Aber was nützt mir – was nützt der großen Mehrheit der EuropäerInnen – eine Verfassung, die die militärische Aufrüstung zum Dogma macht und keine einzige soziale Verbesserung vorsieht? Was soll eine Verfassung, in der die Passagen über soziale Sicherheit und Gesundheit „auf hohem Niveau“ Fensterreden sind und die selbst klarstellt: „dies bedeutet aber keineswegs, dass solche Dienste eingerichtet werden müssen, wo sie nicht bestehen“ (Titel IV, Artikel 34, Erläuterung)?

Ich erkenne keine Vorteile, wenn die EU in parlamentarischer Hinsicht ein Zwerg bleibt. Wenn ihre VolksvertreterInnen weniger Gestaltungsrechte haben als in sämtlichen Mitgliedsländern. Ich zweifle an einer „partizipativen Demokratie“, die vorschlägt, dass eine Million BürgerInnen eine „Initiative ergreifen“ dürfen, ohne dass dergleichen die EU-Kommission zu irgend etwas verpflichtet (I-47-4). Es erscheint mir absurd, dass dieses wirtschaftsliberale, militaristische, unsoziale und undemokratische Konstrukt die europäischen Geschicke für mindestens ein halbes Jahrhundert bestimmen soll.

Aber so hat es der Präsident des EU-Konvents, der Franzose Valéry Giscard d’Estaing, prognostiziert. Er könnte Recht behalten. Denn sein Text sieht ein derart kompliziertes Änderungsverfahren vor (III-443), dass die meisten Verfassungsänderungen scheitern müssen.

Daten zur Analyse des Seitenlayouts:
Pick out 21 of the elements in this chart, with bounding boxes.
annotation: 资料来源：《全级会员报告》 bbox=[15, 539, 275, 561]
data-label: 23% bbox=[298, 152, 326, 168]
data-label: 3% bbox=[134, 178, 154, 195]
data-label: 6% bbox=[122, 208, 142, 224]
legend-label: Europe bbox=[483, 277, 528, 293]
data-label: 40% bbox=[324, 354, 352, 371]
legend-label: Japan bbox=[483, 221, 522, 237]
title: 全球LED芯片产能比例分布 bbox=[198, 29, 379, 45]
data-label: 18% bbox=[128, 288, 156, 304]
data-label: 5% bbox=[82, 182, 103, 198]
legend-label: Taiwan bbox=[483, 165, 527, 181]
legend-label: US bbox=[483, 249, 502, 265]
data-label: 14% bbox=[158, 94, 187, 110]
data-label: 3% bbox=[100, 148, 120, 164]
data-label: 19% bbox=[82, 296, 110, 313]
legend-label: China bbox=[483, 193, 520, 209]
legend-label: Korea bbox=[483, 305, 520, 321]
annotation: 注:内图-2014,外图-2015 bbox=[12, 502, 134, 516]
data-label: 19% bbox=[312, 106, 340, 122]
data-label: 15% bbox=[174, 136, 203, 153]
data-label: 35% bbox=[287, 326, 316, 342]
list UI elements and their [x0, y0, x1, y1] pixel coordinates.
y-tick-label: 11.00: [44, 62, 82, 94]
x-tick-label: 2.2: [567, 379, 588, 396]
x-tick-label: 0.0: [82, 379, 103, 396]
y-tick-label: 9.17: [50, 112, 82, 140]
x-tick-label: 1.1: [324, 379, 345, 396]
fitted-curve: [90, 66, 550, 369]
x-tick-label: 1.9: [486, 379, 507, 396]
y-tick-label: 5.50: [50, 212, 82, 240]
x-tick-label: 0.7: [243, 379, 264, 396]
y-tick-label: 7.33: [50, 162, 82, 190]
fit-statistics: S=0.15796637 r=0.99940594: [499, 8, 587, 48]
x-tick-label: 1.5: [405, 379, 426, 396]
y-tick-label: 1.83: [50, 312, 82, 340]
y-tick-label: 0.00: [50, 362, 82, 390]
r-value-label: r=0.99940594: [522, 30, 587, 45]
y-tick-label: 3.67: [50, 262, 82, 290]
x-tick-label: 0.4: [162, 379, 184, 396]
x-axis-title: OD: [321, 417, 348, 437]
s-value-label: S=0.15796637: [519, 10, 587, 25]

== Ihre Aufgabe ==
Beantworten Sie anhand des Textauszugs zur EU-Verfassung:
(a) Wie viele Bürgerinnen und Bürger dürfen eine „Initiative ergreifen“?
(b) Wer war Präsident des EU-Konvents?
(c) Welche Stelle wird für den Satz „dies bedeutet aber keineswegs, dass solche Dienste eingerichtet werden müssen, wo sie nicht bestehen“ angegeben?

== Ergebnis ==
(a) Eine Million.
(b) Der Franzose Valéry Giscard d’Estaing.
(c) Titel IV, Artikel 34, Erläuterung.